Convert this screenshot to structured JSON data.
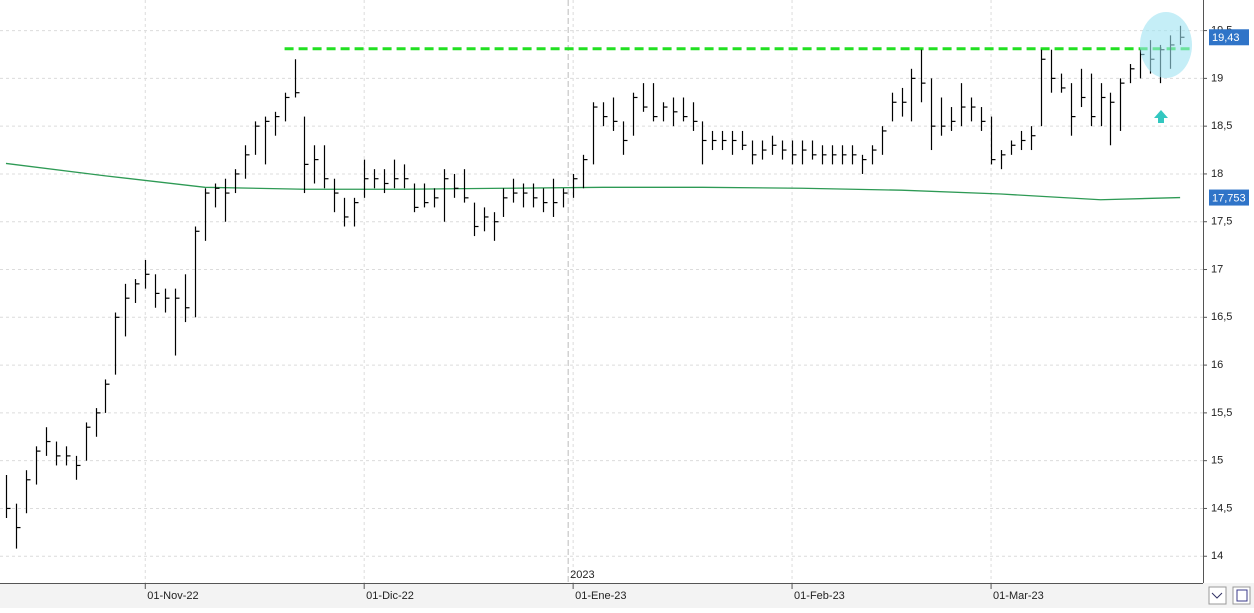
{
  "chart_data": {
    "type": "ohlc",
    "color": "#000000",
    "high": [
      14.85,
      14.55,
      14.9,
      15.15,
      15.35,
      15.2,
      15.15,
      15.05,
      15.4,
      15.55,
      15.85,
      16.55,
      16.85,
      16.9,
      17.1,
      16.95,
      16.8,
      16.8,
      16.95,
      17.45,
      17.85,
      17.9,
      17.95,
      18.05,
      18.3,
      18.55,
      18.6,
      18.65,
      18.85,
      19.2,
      18.6,
      18.3,
      18.3,
      17.95,
      17.75,
      17.75,
      18.15,
      18.05,
      18.05,
      18.15,
      18.1,
      17.9,
      17.9,
      17.85,
      18.05,
      18.0,
      18.05,
      17.7,
      17.65,
      17.6,
      17.85,
      17.95,
      17.9,
      17.9,
      17.85,
      17.95,
      17.85,
      18.0,
      18.2,
      18.75,
      18.75,
      18.8,
      18.55,
      18.85,
      18.95,
      18.95,
      18.75,
      18.8,
      18.8,
      18.75,
      18.55,
      18.45,
      18.45,
      18.45,
      18.45,
      18.35,
      18.35,
      18.4,
      18.35,
      18.35,
      18.35,
      18.35,
      18.3,
      18.3,
      18.3,
      18.3,
      18.2,
      18.3,
      18.5,
      18.85,
      18.9,
      19.1,
      19.3,
      19.0,
      18.8,
      18.7,
      18.95,
      18.8,
      18.7,
      18.6,
      18.25,
      18.35,
      18.45,
      18.5,
      19.3,
      19.3,
      19.05,
      18.95,
      19.1,
      19.05,
      18.95,
      18.85,
      19.0,
      19.15,
      19.3,
      19.4,
      19.35,
      19.45,
      19.55
    ],
    "low": [
      14.4,
      14.08,
      14.45,
      14.75,
      15.05,
      14.95,
      14.95,
      14.8,
      15.0,
      15.25,
      15.5,
      15.9,
      16.3,
      16.65,
      16.8,
      16.6,
      16.55,
      16.1,
      16.45,
      16.5,
      17.3,
      17.65,
      17.5,
      17.8,
      17.95,
      18.2,
      18.1,
      18.4,
      18.55,
      18.8,
      17.8,
      17.9,
      17.85,
      17.6,
      17.45,
      17.45,
      17.75,
      17.85,
      17.8,
      17.85,
      17.85,
      17.6,
      17.65,
      17.65,
      17.5,
      17.75,
      17.7,
      17.35,
      17.4,
      17.3,
      17.55,
      17.7,
      17.65,
      17.65,
      17.6,
      17.55,
      17.65,
      17.75,
      17.85,
      18.1,
      18.5,
      18.45,
      18.2,
      18.4,
      18.65,
      18.55,
      18.55,
      18.5,
      18.55,
      18.45,
      18.1,
      18.25,
      18.25,
      18.2,
      18.25,
      18.1,
      18.15,
      18.2,
      18.15,
      18.1,
      18.1,
      18.15,
      18.1,
      18.1,
      18.1,
      18.1,
      18.0,
      18.1,
      18.2,
      18.55,
      18.6,
      18.55,
      18.75,
      18.25,
      18.4,
      18.45,
      18.5,
      18.55,
      18.45,
      18.1,
      18.05,
      18.2,
      18.25,
      18.25,
      18.5,
      18.85,
      18.85,
      18.4,
      18.7,
      18.5,
      18.5,
      18.3,
      18.45,
      18.95,
      19.0,
      19.05,
      18.95,
      19.1,
      19.35
    ],
    "close": [
      14.5,
      14.3,
      14.8,
      15.1,
      15.2,
      15.05,
      15.05,
      14.95,
      15.35,
      15.5,
      15.8,
      16.5,
      16.7,
      16.85,
      16.95,
      16.75,
      16.7,
      16.7,
      16.6,
      17.4,
      17.8,
      17.85,
      17.8,
      18.0,
      18.2,
      18.5,
      18.55,
      18.6,
      18.8,
      18.85,
      18.1,
      18.15,
      17.95,
      17.8,
      17.55,
      17.7,
      17.95,
      17.95,
      17.9,
      17.95,
      17.95,
      17.65,
      17.7,
      17.75,
      17.95,
      17.85,
      17.75,
      17.45,
      17.55,
      17.5,
      17.75,
      17.8,
      17.8,
      17.75,
      17.7,
      17.7,
      17.8,
      17.95,
      18.15,
      18.7,
      18.6,
      18.55,
      18.35,
      18.8,
      18.7,
      18.6,
      18.7,
      18.65,
      18.6,
      18.55,
      18.35,
      18.35,
      18.35,
      18.35,
      18.3,
      18.2,
      18.25,
      18.3,
      18.25,
      18.2,
      18.25,
      18.2,
      18.2,
      18.2,
      18.2,
      18.2,
      18.15,
      18.25,
      18.45,
      18.75,
      18.75,
      19.0,
      18.95,
      18.5,
      18.5,
      18.55,
      18.7,
      18.7,
      18.55,
      18.15,
      18.2,
      18.3,
      18.35,
      18.4,
      19.2,
      19.0,
      18.9,
      18.6,
      18.8,
      18.6,
      18.8,
      18.75,
      18.95,
      19.1,
      19.25,
      19.2,
      19.3,
      19.35,
      19.43
    ],
    "moving_average": {
      "color": "#2e9a55",
      "x": [
        0,
        10,
        20,
        30,
        40,
        50,
        60,
        70,
        80,
        90,
        100,
        110,
        118
      ],
      "values": [
        18.11,
        17.98,
        17.86,
        17.84,
        17.84,
        17.85,
        17.86,
        17.86,
        17.85,
        17.83,
        17.79,
        17.73,
        17.753
      ]
    },
    "resistance": {
      "value": 19.31,
      "x": [
        28,
        119
      ],
      "color": "#22e022"
    },
    "price_tags": [
      {
        "value": 19.43,
        "label": "19,43",
        "color": "#2f74c8"
      },
      {
        "value": 17.753,
        "label": "17,753",
        "color": "#2f74c8"
      }
    ],
    "xlim": [
      -0.6,
      120.3
    ],
    "xticks": [
      {
        "value": 14,
        "label": "01-Nov-22"
      },
      {
        "value": 36,
        "label": "01-Dic-22"
      },
      {
        "value": 57,
        "label": "01-Ene-23"
      },
      {
        "value": 79,
        "label": "01-Feb-23"
      },
      {
        "value": 99,
        "label": "01-Mar-23"
      }
    ],
    "year_divider": {
      "x": 56.5,
      "label": "2023"
    },
    "ylim": [
      13.72,
      19.82
    ],
    "yticks": [
      14,
      {
        "value": 14.5,
        "label": "14,5"
      },
      15,
      {
        "value": 15.5,
        "label": "15,5"
      },
      16,
      {
        "value": 16.5,
        "label": "16,5"
      },
      17,
      {
        "value": 17.5,
        "label": "17,5"
      },
      18,
      {
        "value": 18.5,
        "label": "18,5"
      },
      19,
      {
        "value": 19.5,
        "label": "19,5"
      }
    ],
    "grid": true
  }
}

> WHAT IS NEEDED
Reproduce each entry precisely, dropping only the pictures.

> FULL ANSWER
Convert this screenshot to structured JSON data.
{
  "chart_data": {
    "type": "ohlc",
    "color": "#000000",
    "high": [
      14.85,
      14.55,
      14.9,
      15.15,
      15.35,
      15.2,
      15.15,
      15.05,
      15.4,
      15.55,
      15.85,
      16.55,
      16.85,
      16.9,
      17.1,
      16.95,
      16.8,
      16.8,
      16.95,
      17.45,
      17.85,
      17.9,
      17.95,
      18.05,
      18.3,
      18.55,
      18.6,
      18.65,
      18.85,
      19.2,
      18.6,
      18.3,
      18.3,
      17.95,
      17.75,
      17.75,
      18.15,
      18.05,
      18.05,
      18.15,
      18.1,
      17.9,
      17.9,
      17.85,
      18.05,
      18.0,
      18.05,
      17.7,
      17.65,
      17.6,
      17.85,
      17.95,
      17.9,
      17.9,
      17.85,
      17.95,
      17.85,
      18.0,
      18.2,
      18.75,
      18.75,
      18.8,
      18.55,
      18.85,
      18.95,
      18.95,
      18.75,
      18.8,
      18.8,
      18.75,
      18.55,
      18.45,
      18.45,
      18.45,
      18.45,
      18.35,
      18.35,
      18.4,
      18.35,
      18.35,
      18.35,
      18.35,
      18.3,
      18.3,
      18.3,
      18.3,
      18.2,
      18.3,
      18.5,
      18.85,
      18.9,
      19.1,
      19.3,
      19.0,
      18.8,
      18.7,
      18.95,
      18.8,
      18.7,
      18.6,
      18.25,
      18.35,
      18.45,
      18.5,
      19.3,
      19.3,
      19.05,
      18.95,
      19.1,
      19.05,
      18.95,
      18.85,
      19.0,
      19.15,
      19.3,
      19.4,
      19.35,
      19.45,
      19.55
    ],
    "low": [
      14.4,
      14.08,
      14.45,
      14.75,
      15.05,
      14.95,
      14.95,
      14.8,
      15.0,
      15.25,
      15.5,
      15.9,
      16.3,
      16.65,
      16.8,
      16.6,
      16.55,
      16.1,
      16.45,
      16.5,
      17.3,
      17.65,
      17.5,
      17.8,
      17.95,
      18.2,
      18.1,
      18.4,
      18.55,
      18.8,
      17.8,
      17.9,
      17.85,
      17.6,
      17.45,
      17.45,
      17.75,
      17.85,
      17.8,
      17.85,
      17.85,
      17.6,
      17.65,
      17.65,
      17.5,
      17.75,
      17.7,
      17.35,
      17.4,
      17.3,
      17.55,
      17.7,
      17.65,
      17.65,
      17.6,
      17.55,
      17.65,
      17.75,
      17.85,
      18.1,
      18.5,
      18.45,
      18.2,
      18.4,
      18.65,
      18.55,
      18.55,
      18.5,
      18.55,
      18.45,
      18.1,
      18.25,
      18.25,
      18.2,
      18.25,
      18.1,
      18.15,
      18.2,
      18.15,
      18.1,
      18.1,
      18.15,
      18.1,
      18.1,
      18.1,
      18.1,
      18.0,
      18.1,
      18.2,
      18.55,
      18.6,
      18.55,
      18.75,
      18.25,
      18.4,
      18.45,
      18.5,
      18.55,
      18.45,
      18.1,
      18.05,
      18.2,
      18.25,
      18.25,
      18.5,
      18.85,
      18.85,
      18.4,
      18.7,
      18.5,
      18.5,
      18.3,
      18.45,
      18.95,
      19.0,
      19.05,
      18.95,
      19.1,
      19.35
    ],
    "close": [
      14.5,
      14.3,
      14.8,
      15.1,
      15.2,
      15.05,
      15.05,
      14.95,
      15.35,
      15.5,
      15.8,
      16.5,
      16.7,
      16.85,
      16.95,
      16.75,
      16.7,
      16.7,
      16.6,
      17.4,
      17.8,
      17.85,
      17.8,
      18.0,
      18.2,
      18.5,
      18.55,
      18.6,
      18.8,
      18.85,
      18.1,
      18.15,
      17.95,
      17.8,
      17.55,
      17.7,
      17.95,
      17.95,
      17.9,
      17.95,
      17.95,
      17.65,
      17.7,
      17.75,
      17.95,
      17.85,
      17.75,
      17.45,
      17.55,
      17.5,
      17.75,
      17.8,
      17.8,
      17.75,
      17.7,
      17.7,
      17.8,
      17.95,
      18.15,
      18.7,
      18.6,
      18.55,
      18.35,
      18.8,
      18.7,
      18.6,
      18.7,
      18.65,
      18.6,
      18.55,
      18.35,
      18.35,
      18.35,
      18.35,
      18.3,
      18.2,
      18.25,
      18.3,
      18.25,
      18.2,
      18.25,
      18.2,
      18.2,
      18.2,
      18.2,
      18.2,
      18.15,
      18.25,
      18.45,
      18.75,
      18.75,
      19.0,
      18.95,
      18.5,
      18.5,
      18.55,
      18.7,
      18.7,
      18.55,
      18.15,
      18.2,
      18.3,
      18.35,
      18.4,
      19.2,
      19.0,
      18.9,
      18.6,
      18.8,
      18.6,
      18.8,
      18.75,
      18.95,
      19.1,
      19.25,
      19.2,
      19.3,
      19.35,
      19.43
    ],
    "moving_average": {
      "color": "#2e9a55",
      "x": [
        0,
        10,
        20,
        30,
        40,
        50,
        60,
        70,
        80,
        90,
        100,
        110,
        118
      ],
      "values": [
        18.11,
        17.98,
        17.86,
        17.84,
        17.84,
        17.85,
        17.86,
        17.86,
        17.85,
        17.83,
        17.79,
        17.73,
        17.753
      ]
    },
    "resistance": {
      "value": 19.31,
      "x": [
        28,
        119
      ],
      "color": "#22e022"
    },
    "price_tags": [
      {
        "value": 19.43,
        "label": "19,43",
        "color": "#2f74c8"
      },
      {
        "value": 17.753,
        "label": "17,753",
        "color": "#2f74c8"
      }
    ],
    "xlim": [
      -0.6,
      120.3
    ],
    "xticks": [
      {
        "value": 14,
        "label": "01-Nov-22"
      },
      {
        "value": 36,
        "label": "01-Dic-22"
      },
      {
        "value": 57,
        "label": "01-Ene-23"
      },
      {
        "value": 79,
        "label": "01-Feb-23"
      },
      {
        "value": 99,
        "label": "01-Mar-23"
      }
    ],
    "year_divider": {
      "x": 56.5,
      "label": "2023"
    },
    "ylim": [
      13.72,
      19.82
    ],
    "yticks": [
      14,
      {
        "value": 14.5,
        "label": "14,5"
      },
      15,
      {
        "value": 15.5,
        "label": "15,5"
      },
      16,
      {
        "value": 16.5,
        "label": "16,5"
      },
      17,
      {
        "value": 17.5,
        "label": "17,5"
      },
      18,
      {
        "value": 18.5,
        "label": "18,5"
      },
      19,
      {
        "value": 19.5,
        "label": "19,5"
      }
    ],
    "grid": true
  }
}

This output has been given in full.